待完成任务: 将下方列表中的每一行原样重复一遍，答案中不要包含图片。

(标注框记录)
........

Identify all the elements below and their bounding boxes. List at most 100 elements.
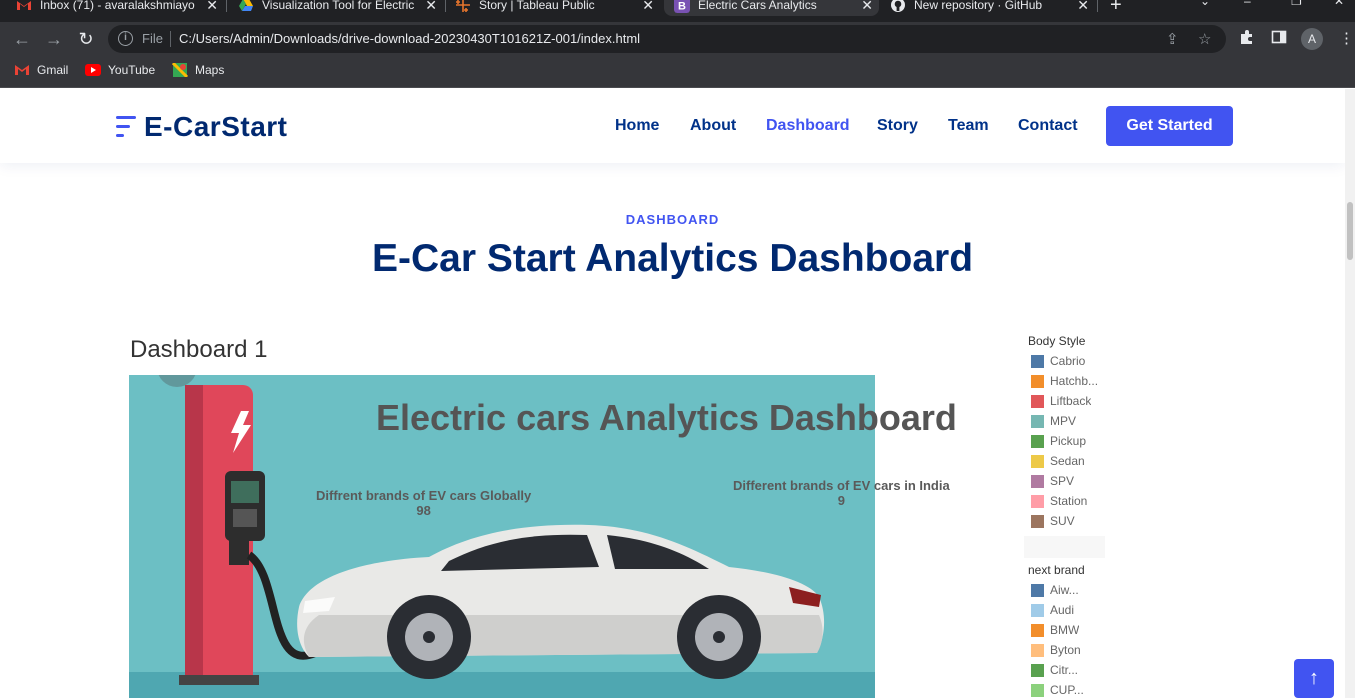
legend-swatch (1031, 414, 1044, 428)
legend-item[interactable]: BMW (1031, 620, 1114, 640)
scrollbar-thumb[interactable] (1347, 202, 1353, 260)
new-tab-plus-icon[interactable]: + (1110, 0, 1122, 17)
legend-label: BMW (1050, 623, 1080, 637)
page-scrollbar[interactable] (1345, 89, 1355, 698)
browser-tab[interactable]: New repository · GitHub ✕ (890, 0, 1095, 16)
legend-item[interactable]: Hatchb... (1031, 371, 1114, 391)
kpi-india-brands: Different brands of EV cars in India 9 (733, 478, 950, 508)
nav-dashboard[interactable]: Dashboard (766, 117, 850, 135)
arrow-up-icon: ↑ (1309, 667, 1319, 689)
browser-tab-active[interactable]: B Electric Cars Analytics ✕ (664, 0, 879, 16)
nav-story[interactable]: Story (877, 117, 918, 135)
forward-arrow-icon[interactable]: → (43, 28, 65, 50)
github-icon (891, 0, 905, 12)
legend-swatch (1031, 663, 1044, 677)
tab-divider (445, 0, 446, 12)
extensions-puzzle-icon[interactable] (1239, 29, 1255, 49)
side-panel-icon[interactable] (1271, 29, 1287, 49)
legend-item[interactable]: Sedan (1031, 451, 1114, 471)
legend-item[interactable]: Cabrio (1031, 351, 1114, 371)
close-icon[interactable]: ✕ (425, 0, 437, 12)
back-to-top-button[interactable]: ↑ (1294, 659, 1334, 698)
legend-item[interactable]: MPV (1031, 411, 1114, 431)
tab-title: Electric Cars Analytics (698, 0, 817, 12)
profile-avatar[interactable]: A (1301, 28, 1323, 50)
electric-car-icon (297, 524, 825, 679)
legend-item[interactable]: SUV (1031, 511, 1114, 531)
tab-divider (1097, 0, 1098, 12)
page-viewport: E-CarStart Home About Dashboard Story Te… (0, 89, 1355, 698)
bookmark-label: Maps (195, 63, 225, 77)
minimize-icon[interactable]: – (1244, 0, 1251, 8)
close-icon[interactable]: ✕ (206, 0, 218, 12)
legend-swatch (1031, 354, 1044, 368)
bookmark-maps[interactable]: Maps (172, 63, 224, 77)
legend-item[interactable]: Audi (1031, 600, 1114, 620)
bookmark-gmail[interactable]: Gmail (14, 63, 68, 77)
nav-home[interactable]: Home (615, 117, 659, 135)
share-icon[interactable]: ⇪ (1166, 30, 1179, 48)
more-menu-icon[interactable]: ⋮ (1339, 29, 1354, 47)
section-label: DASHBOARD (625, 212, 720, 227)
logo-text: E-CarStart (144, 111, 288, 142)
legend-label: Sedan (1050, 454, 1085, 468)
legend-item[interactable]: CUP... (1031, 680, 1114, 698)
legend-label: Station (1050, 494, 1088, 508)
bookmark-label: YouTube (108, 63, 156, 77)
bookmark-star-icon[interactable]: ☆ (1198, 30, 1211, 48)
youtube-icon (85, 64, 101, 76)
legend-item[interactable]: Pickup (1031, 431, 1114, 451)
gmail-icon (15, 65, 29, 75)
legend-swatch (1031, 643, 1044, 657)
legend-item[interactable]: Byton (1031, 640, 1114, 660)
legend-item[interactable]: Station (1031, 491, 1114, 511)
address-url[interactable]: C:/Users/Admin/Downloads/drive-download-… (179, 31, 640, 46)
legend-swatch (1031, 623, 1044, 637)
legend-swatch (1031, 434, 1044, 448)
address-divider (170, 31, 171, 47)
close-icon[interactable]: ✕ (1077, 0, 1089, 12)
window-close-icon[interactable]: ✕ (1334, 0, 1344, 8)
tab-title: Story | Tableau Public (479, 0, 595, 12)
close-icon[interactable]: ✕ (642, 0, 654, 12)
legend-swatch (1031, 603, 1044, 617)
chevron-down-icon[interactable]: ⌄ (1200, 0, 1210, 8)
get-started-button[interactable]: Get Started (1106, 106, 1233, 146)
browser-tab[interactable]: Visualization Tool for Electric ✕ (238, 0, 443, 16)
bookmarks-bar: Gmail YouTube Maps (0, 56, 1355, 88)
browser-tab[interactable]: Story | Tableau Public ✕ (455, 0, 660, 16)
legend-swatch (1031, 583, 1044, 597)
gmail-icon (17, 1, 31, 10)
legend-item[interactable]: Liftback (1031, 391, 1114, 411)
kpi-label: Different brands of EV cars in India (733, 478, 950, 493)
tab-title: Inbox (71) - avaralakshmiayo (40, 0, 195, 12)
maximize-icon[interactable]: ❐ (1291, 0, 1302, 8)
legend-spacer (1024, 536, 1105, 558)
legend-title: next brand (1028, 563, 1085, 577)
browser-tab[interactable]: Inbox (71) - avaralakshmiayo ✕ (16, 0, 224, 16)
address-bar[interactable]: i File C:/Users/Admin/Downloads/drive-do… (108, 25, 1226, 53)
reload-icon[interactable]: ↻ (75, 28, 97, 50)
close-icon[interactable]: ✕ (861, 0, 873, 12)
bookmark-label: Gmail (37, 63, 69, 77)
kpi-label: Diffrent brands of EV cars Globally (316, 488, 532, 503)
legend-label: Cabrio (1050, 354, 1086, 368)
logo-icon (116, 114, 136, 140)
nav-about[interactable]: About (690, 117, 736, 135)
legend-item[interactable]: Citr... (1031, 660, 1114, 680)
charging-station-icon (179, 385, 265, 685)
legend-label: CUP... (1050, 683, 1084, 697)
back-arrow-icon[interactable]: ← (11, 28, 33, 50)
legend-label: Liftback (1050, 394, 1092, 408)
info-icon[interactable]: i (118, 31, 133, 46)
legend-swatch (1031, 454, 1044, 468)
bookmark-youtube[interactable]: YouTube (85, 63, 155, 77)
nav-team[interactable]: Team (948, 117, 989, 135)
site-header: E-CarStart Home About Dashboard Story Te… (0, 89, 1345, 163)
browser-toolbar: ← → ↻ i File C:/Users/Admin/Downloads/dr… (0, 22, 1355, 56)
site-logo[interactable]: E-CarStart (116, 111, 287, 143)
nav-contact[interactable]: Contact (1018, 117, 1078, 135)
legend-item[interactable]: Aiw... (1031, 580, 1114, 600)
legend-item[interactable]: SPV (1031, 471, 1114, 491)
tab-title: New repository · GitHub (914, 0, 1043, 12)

........

已完成任务:
Identify all the elements below and their bounding boxes. List at most 100 elements.
legend-swatch (1031, 414, 1044, 428)
legend-item[interactable]: BMW (1031, 620, 1114, 640)
scrollbar-thumb[interactable] (1347, 202, 1353, 260)
new-tab-plus-icon[interactable]: + (1110, 0, 1122, 17)
legend-label: BMW (1050, 623, 1080, 637)
page-scrollbar[interactable] (1345, 89, 1355, 698)
browser-tab[interactable]: New repository · GitHub ✕ (890, 0, 1095, 16)
legend-item[interactable]: Hatchb... (1031, 371, 1114, 391)
kpi-india-brands: Different brands of EV cars in India 9 (733, 478, 950, 508)
nav-dashboard[interactable]: Dashboard (766, 117, 850, 135)
arrow-up-icon: ↑ (1309, 667, 1319, 689)
browser-tab-active[interactable]: B Electric Cars Analytics ✕ (664, 0, 879, 16)
nav-story[interactable]: Story (877, 117, 918, 135)
forward-arrow-icon[interactable]: → (43, 28, 65, 50)
github-icon (891, 0, 905, 12)
legend-swatch (1031, 663, 1044, 677)
tab-divider (445, 0, 446, 12)
extensions-puzzle-icon[interactable] (1239, 29, 1255, 49)
side-panel-icon[interactable] (1271, 29, 1287, 49)
legend-item[interactable]: Sedan (1031, 451, 1114, 471)
legend-item[interactable]: Cabrio (1031, 351, 1114, 371)
close-icon[interactable]: ✕ (425, 0, 437, 12)
back-to-top-button[interactable]: ↑ (1294, 659, 1334, 698)
legend-item[interactable]: MPV (1031, 411, 1114, 431)
tab-title: Electric Cars Analytics (698, 0, 817, 12)
profile-avatar[interactable]: A (1301, 28, 1323, 50)
electric-car-icon (297, 524, 825, 679)
legend-item[interactable]: SUV (1031, 511, 1114, 531)
tab-divider (1097, 0, 1098, 12)
page-viewport: E-CarStart Home About Dashboard Story Te… (0, 89, 1355, 698)
bookmark-label: Maps (195, 63, 225, 77)
minimize-icon[interactable]: – (1244, 0, 1251, 8)
close-icon[interactable]: ✕ (206, 0, 218, 12)
legend-swatch (1031, 354, 1044, 368)
bookmark-maps[interactable]: Maps (172, 63, 224, 77)
legend-item[interactable]: Audi (1031, 600, 1114, 620)
bookmark-gmail[interactable]: Gmail (14, 63, 68, 77)
nav-home[interactable]: Home (615, 117, 659, 135)
share-icon[interactable]: ⇪ (1166, 30, 1179, 48)
more-menu-icon[interactable]: ⋮ (1339, 29, 1354, 47)
section-label: DASHBOARD (625, 212, 720, 227)
logo-text: E-CarStart (144, 111, 288, 142)
legend-label: Sedan (1050, 454, 1085, 468)
legend-item[interactable]: CUP... (1031, 680, 1114, 698)
legend-label: Station (1050, 494, 1088, 508)
bookmark-label: YouTube (108, 63, 156, 77)
bookmark-star-icon[interactable]: ☆ (1198, 30, 1211, 48)
youtube-icon (85, 64, 101, 76)
legend-item[interactable]: Pickup (1031, 431, 1114, 451)
gmail-icon (15, 65, 29, 75)
legend-swatch (1031, 643, 1044, 657)
legend-item[interactable]: Byton (1031, 640, 1114, 660)
legend-item[interactable]: Station (1031, 491, 1114, 511)
address-url[interactable]: C:/Users/Admin/Downloads/drive-download-… (179, 31, 640, 46)
legend-swatch (1031, 623, 1044, 637)
legend-swatch (1031, 434, 1044, 448)
address-divider (170, 31, 171, 47)
close-icon[interactable]: ✕ (1077, 0, 1089, 12)
window-close-icon[interactable]: ✕ (1334, 0, 1344, 8)
tab-title: Story | Tableau Public (479, 0, 595, 12)
close-icon[interactable]: ✕ (642, 0, 654, 12)
legend-swatch (1031, 603, 1044, 617)
chevron-down-icon[interactable]: ⌄ (1200, 0, 1210, 8)
get-started-button[interactable]: Get Started (1106, 106, 1233, 146)
browser-tab[interactable]: Visualization Tool for Electric ✕ (238, 0, 443, 16)
bookmarks-bar: Gmail YouTube Maps (0, 56, 1355, 88)
browser-tab[interactable]: Story | Tableau Public ✕ (455, 0, 660, 16)
legend-swatch (1031, 583, 1044, 597)
gmail-icon (17, 1, 31, 10)
legend-item[interactable]: Liftback (1031, 391, 1114, 411)
kpi-label: Different brands of EV cars in India (733, 478, 950, 493)
tab-title: Inbox (71) - avaralakshmiayo (40, 0, 195, 12)
maximize-icon[interactable]: ❐ (1291, 0, 1302, 8)
legend-spacer (1024, 536, 1105, 558)
legend-title: next brand (1028, 563, 1085, 577)
browser-tab[interactable]: Inbox (71) - avaralakshmiayo ✕ (16, 0, 224, 16)
address-bar[interactable]: i File C:/Users/Admin/Downloads/drive-do… (108, 25, 1226, 53)
reload-icon[interactable]: ↻ (75, 28, 97, 50)
close-icon[interactable]: ✕ (861, 0, 873, 12)
bookmark-label: Gmail (37, 63, 69, 77)
kpi-label: Diffrent brands of EV cars Globally (316, 488, 532, 503)
legend-label: Cabrio (1050, 354, 1086, 368)
logo-icon (116, 114, 136, 140)
nav-about[interactable]: About (690, 117, 736, 135)
legend-item[interactable]: Citr... (1031, 660, 1114, 680)
charging-station-icon (179, 385, 265, 685)
legend-label: CUP... (1050, 683, 1084, 697)
back-arrow-icon[interactable]: ← (11, 28, 33, 50)
legend-label: Liftback (1050, 394, 1092, 408)
info-icon[interactable]: i (118, 31, 133, 46)
legend-swatch (1031, 454, 1044, 468)
bookmark-youtube[interactable]: YouTube (85, 63, 155, 77)
nav-team[interactable]: Team (948, 117, 989, 135)
site-header: E-CarStart Home About Dashboard Story Te… (0, 89, 1345, 163)
browser-toolbar: ← → ↻ i File C:/Users/Admin/Downloads/dr… (0, 22, 1355, 56)
site-logo[interactable]: E-CarStart (116, 111, 287, 143)
nav-contact[interactable]: Contact (1018, 117, 1078, 135)
legend-item[interactable]: Aiw... (1031, 580, 1114, 600)
legend-item[interactable]: SPV (1031, 471, 1114, 491)
tab-title: New repository · GitHub (914, 0, 1043, 12)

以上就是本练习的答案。